## Task description
Return a copy of each line that holds the string "Target".

## Items
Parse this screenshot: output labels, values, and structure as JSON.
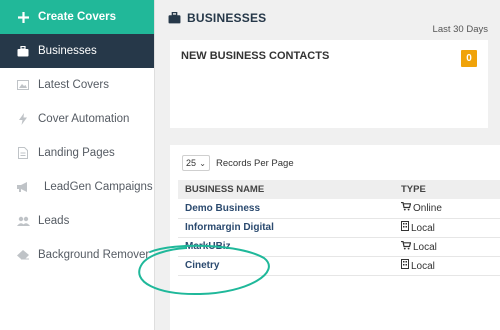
{
  "sidebar": {
    "items": [
      {
        "label": "Create Covers",
        "icon": "plus-icon"
      },
      {
        "label": "Businesses",
        "icon": "briefcase-icon"
      },
      {
        "label": "Latest Covers",
        "icon": "image-icon"
      },
      {
        "label": "Cover Automation",
        "icon": "bolt-icon"
      },
      {
        "label": "Landing Pages",
        "icon": "file-icon"
      },
      {
        "label": "LeadGen Campaigns",
        "icon": "bullhorn-icon"
      },
      {
        "label": "Leads",
        "icon": "users-icon"
      },
      {
        "label": "Background Remover",
        "icon": "eraser-icon"
      }
    ]
  },
  "header": {
    "title": "BUSINESSES",
    "period": "Last 30 Days"
  },
  "contacts_card": {
    "title": "NEW BUSINESS CONTACTS",
    "count": "0"
  },
  "table_controls": {
    "per_page_value": "25",
    "per_page_label": "Records Per Page"
  },
  "table": {
    "headers": [
      "BUSINESS NAME",
      "TYPE"
    ],
    "rows": [
      {
        "name": "Demo Business",
        "type": "Online",
        "type_icon": "cart-icon"
      },
      {
        "name": "Informargin Digital",
        "type": "Local",
        "type_icon": "building-icon"
      },
      {
        "name": "MarkUBiz",
        "type": "Local",
        "type_icon": "cart-icon"
      },
      {
        "name": "Cinetry",
        "type": "Local",
        "type_icon": "building-icon"
      }
    ]
  },
  "colors": {
    "sidebar_accent": "#21b899",
    "sidebar_active": "#263849",
    "badge": "#f0a30a",
    "annotation_circle": "#1fb89a"
  }
}
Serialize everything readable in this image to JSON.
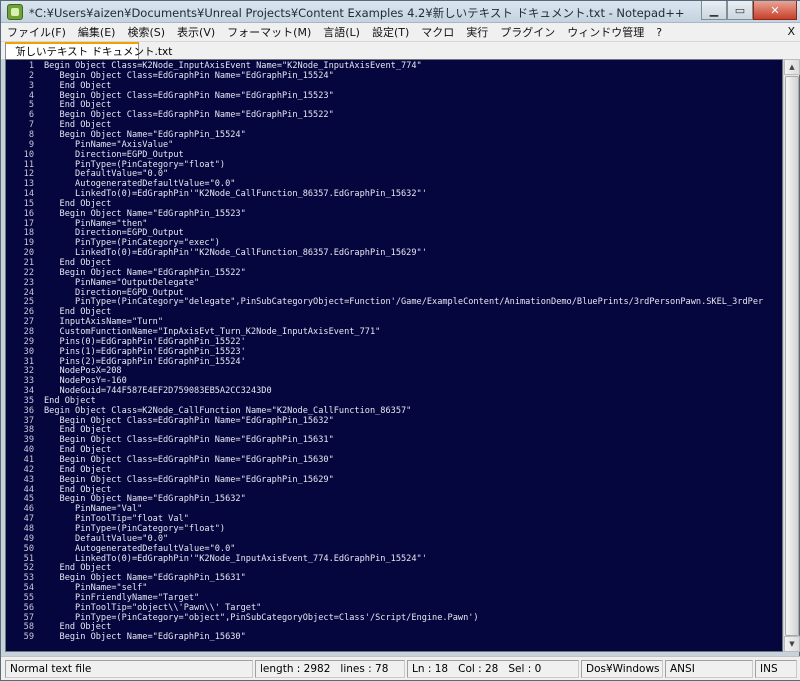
{
  "window": {
    "title": "*C:¥Users¥aizen¥Documents¥Unreal Projects¥Content Examples 4.2¥新しいテキスト ドキュメント.txt - Notepad++",
    "minimize_label": "▁",
    "maximize_label": "▭",
    "close_label": "✕"
  },
  "menu": {
    "items": [
      "ファイル(F)",
      "編集(E)",
      "検索(S)",
      "表示(V)",
      "フォーマット(M)",
      "言語(L)",
      "設定(T)",
      "マクロ",
      "実行",
      "プラグイン",
      "ウィンドウ管理",
      "?"
    ],
    "close_label": "X"
  },
  "tab": {
    "label": "新しいテキスト ドキュメント.txt"
  },
  "editor": {
    "lines": [
      {
        "n": "1",
        "text": "Begin Object Class=K2Node_InputAxisEvent Name=\"K2Node_InputAxisEvent_774\""
      },
      {
        "n": "2",
        "text": "   Begin Object Class=EdGraphPin Name=\"EdGraphPin_15524\""
      },
      {
        "n": "3",
        "text": "   End Object"
      },
      {
        "n": "4",
        "text": "   Begin Object Class=EdGraphPin Name=\"EdGraphPin_15523\""
      },
      {
        "n": "5",
        "text": "   End Object"
      },
      {
        "n": "6",
        "text": "   Begin Object Class=EdGraphPin Name=\"EdGraphPin_15522\""
      },
      {
        "n": "7",
        "text": "   End Object"
      },
      {
        "n": "8",
        "text": "   Begin Object Name=\"EdGraphPin_15524\""
      },
      {
        "n": "9",
        "text": "      PinName=\"AxisValue\""
      },
      {
        "n": "10",
        "text": "      Direction=EGPD_Output"
      },
      {
        "n": "11",
        "text": "      PinType=(PinCategory=\"float\")"
      },
      {
        "n": "12",
        "text": "      DefaultValue=\"0.0\""
      },
      {
        "n": "13",
        "text": "      AutogeneratedDefaultValue=\"0.0\""
      },
      {
        "n": "14",
        "text": "      LinkedTo(0)=EdGraphPin'\"K2Node_CallFunction_86357.EdGraphPin_15632\"'"
      },
      {
        "n": "15",
        "text": "   End Object"
      },
      {
        "n": "16",
        "text": "   Begin Object Name=\"EdGraphPin_15523\""
      },
      {
        "n": "17",
        "text": "      PinName=\"then\""
      },
      {
        "n": "18",
        "text": "      Direction=EGPD_Output"
      },
      {
        "n": "19",
        "text": "      PinType=(PinCategory=\"exec\")"
      },
      {
        "n": "20",
        "text": "      LinkedTo(0)=EdGraphPin'\"K2Node_CallFunction_86357.EdGraphPin_15629\"'"
      },
      {
        "n": "21",
        "text": "   End Object"
      },
      {
        "n": "22",
        "text": "   Begin Object Name=\"EdGraphPin_15522\""
      },
      {
        "n": "23",
        "text": "      PinName=\"OutputDelegate\""
      },
      {
        "n": "24",
        "text": "      Direction=EGPD_Output"
      },
      {
        "n": "25",
        "text": "      PinType=(PinCategory=\"delegate\",PinSubCategoryObject=Function'/Game/ExampleContent/AnimationDemo/BluePrints/3rdPersonPawn.SKEL_3rdPer"
      },
      {
        "n": "26",
        "text": "   End Object"
      },
      {
        "n": "27",
        "text": "   InputAxisName=\"Turn\""
      },
      {
        "n": "28",
        "text": "   CustomFunctionName=\"InpAxisEvt_Turn_K2Node_InputAxisEvent_771\""
      },
      {
        "n": "29",
        "text": "   Pins(0)=EdGraphPin'EdGraphPin_15522'"
      },
      {
        "n": "30",
        "text": "   Pins(1)=EdGraphPin'EdGraphPin_15523'"
      },
      {
        "n": "31",
        "text": "   Pins(2)=EdGraphPin'EdGraphPin_15524'"
      },
      {
        "n": "32",
        "text": "   NodePosX=208"
      },
      {
        "n": "33",
        "text": "   NodePosY=-160"
      },
      {
        "n": "34",
        "text": "   NodeGuid=744F587E4EF2D759083EB5A2CC3243D0"
      },
      {
        "n": "35",
        "text": "End Object"
      },
      {
        "n": "36",
        "text": "Begin Object Class=K2Node_CallFunction Name=\"K2Node_CallFunction_86357\""
      },
      {
        "n": "37",
        "text": "   Begin Object Class=EdGraphPin Name=\"EdGraphPin_15632\""
      },
      {
        "n": "38",
        "text": "   End Object"
      },
      {
        "n": "39",
        "text": "   Begin Object Class=EdGraphPin Name=\"EdGraphPin_15631\""
      },
      {
        "n": "40",
        "text": "   End Object"
      },
      {
        "n": "41",
        "text": "   Begin Object Class=EdGraphPin Name=\"EdGraphPin_15630\""
      },
      {
        "n": "42",
        "text": "   End Object"
      },
      {
        "n": "43",
        "text": "   Begin Object Class=EdGraphPin Name=\"EdGraphPin_15629\""
      },
      {
        "n": "44",
        "text": "   End Object"
      },
      {
        "n": "45",
        "text": "   Begin Object Name=\"EdGraphPin_15632\""
      },
      {
        "n": "46",
        "text": "      PinName=\"Val\""
      },
      {
        "n": "47",
        "text": "      PinToolTip=\"float Val\""
      },
      {
        "n": "48",
        "text": "      PinType=(PinCategory=\"float\")"
      },
      {
        "n": "49",
        "text": "      DefaultValue=\"0.0\""
      },
      {
        "n": "50",
        "text": "      AutogeneratedDefaultValue=\"0.0\""
      },
      {
        "n": "51",
        "text": "      LinkedTo(0)=EdGraphPin'\"K2Node_InputAxisEvent_774.EdGraphPin_15524\"'"
      },
      {
        "n": "52",
        "text": "   End Object"
      },
      {
        "n": "53",
        "text": "   Begin Object Name=\"EdGraphPin_15631\""
      },
      {
        "n": "54",
        "text": "      PinName=\"self\""
      },
      {
        "n": "55",
        "text": "      PinFriendlyName=\"Target\""
      },
      {
        "n": "56",
        "text": "      PinToolTip=\"object\\\\'Pawn\\\\' Target\""
      },
      {
        "n": "57",
        "text": "      PinType=(PinCategory=\"object\",PinSubCategoryObject=Class'/Script/Engine.Pawn')"
      },
      {
        "n": "58",
        "text": "   End Object"
      },
      {
        "n": "59",
        "text": "   Begin Object Name=\"EdGraphPin_15630\""
      }
    ]
  },
  "status": {
    "file_type": "Normal text file",
    "length": "length : 2982",
    "lines": "lines : 78",
    "ln": "Ln : 18",
    "col": "Col : 28",
    "sel": "Sel : 0",
    "eol": "Dos¥Windows",
    "encoding": "ANSI",
    "mode": "INS"
  }
}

## Expected output
        "text": "      PinFriendlyName=\"Target\""
        "text": "      PinToolTip=\"object\\\\'Pawn\\\\' Target\""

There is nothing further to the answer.